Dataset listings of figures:
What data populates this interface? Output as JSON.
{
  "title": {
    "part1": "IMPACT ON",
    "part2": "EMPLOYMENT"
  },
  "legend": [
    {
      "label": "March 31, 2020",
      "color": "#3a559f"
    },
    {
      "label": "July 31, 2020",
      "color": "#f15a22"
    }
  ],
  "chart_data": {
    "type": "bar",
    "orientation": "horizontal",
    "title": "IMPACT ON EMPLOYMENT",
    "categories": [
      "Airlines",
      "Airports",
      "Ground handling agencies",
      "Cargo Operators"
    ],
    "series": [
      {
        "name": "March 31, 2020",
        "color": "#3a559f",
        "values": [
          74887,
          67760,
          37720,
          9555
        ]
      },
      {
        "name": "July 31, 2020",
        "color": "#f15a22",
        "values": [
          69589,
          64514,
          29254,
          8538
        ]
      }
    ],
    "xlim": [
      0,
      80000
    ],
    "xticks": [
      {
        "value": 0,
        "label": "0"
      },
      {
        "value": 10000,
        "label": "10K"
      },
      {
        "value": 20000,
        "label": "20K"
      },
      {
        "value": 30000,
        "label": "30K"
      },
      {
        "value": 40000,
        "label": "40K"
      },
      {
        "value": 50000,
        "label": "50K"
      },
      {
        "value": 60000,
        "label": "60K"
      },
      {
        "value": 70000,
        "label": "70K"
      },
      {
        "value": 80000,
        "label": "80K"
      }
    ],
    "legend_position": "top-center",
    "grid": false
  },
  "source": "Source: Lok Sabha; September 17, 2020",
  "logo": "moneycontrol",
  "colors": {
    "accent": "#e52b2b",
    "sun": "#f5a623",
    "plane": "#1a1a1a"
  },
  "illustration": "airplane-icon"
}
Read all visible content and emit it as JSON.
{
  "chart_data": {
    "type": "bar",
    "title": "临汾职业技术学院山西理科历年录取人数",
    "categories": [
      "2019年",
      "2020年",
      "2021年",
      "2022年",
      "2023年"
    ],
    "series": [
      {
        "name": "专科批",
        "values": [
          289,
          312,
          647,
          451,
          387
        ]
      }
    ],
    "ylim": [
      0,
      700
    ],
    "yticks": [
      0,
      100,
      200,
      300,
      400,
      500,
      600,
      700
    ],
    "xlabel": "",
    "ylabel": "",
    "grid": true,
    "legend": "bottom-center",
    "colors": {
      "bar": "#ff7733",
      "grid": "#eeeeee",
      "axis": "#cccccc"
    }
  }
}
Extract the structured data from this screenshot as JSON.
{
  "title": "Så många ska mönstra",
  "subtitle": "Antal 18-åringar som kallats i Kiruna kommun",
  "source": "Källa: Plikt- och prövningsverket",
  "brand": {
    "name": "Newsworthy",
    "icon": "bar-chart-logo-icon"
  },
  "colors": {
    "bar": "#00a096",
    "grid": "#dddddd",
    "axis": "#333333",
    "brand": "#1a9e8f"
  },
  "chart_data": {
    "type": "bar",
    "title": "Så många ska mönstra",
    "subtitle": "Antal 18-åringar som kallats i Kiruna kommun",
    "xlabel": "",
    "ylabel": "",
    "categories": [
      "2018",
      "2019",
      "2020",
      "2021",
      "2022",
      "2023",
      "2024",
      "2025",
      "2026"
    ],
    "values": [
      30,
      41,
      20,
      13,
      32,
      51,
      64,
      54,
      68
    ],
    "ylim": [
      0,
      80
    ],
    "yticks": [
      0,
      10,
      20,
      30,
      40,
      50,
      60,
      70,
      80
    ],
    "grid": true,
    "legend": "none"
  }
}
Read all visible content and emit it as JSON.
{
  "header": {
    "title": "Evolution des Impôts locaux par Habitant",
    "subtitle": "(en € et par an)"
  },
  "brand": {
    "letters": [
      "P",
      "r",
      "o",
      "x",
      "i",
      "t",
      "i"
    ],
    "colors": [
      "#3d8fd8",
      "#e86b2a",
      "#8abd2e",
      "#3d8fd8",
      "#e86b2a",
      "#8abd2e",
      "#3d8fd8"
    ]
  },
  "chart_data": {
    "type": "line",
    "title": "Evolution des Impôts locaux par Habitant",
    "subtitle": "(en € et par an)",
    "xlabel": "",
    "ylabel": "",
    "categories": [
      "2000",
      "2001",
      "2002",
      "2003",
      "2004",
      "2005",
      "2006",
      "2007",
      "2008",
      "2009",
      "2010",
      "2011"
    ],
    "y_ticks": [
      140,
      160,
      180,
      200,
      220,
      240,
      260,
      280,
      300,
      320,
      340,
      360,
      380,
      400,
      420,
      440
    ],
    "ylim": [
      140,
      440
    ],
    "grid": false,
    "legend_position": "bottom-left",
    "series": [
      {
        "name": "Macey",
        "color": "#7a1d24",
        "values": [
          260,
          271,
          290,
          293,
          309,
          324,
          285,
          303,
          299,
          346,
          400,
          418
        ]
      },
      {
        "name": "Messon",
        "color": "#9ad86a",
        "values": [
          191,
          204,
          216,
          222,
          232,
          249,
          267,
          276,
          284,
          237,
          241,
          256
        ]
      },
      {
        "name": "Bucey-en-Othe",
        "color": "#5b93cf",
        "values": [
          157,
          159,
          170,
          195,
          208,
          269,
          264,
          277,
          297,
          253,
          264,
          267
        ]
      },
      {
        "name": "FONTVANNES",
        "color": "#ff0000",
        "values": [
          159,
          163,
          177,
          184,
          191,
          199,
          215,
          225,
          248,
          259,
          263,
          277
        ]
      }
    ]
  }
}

TASK STATEMENT: Pull out all lines containing "kommun".

SOLUTION:
  "subtitle": "Antal 18-åringar som kallats i Kiruna kommun",
    "subtitle": "Antal 18-åringar som kallats i Kiruna kommun",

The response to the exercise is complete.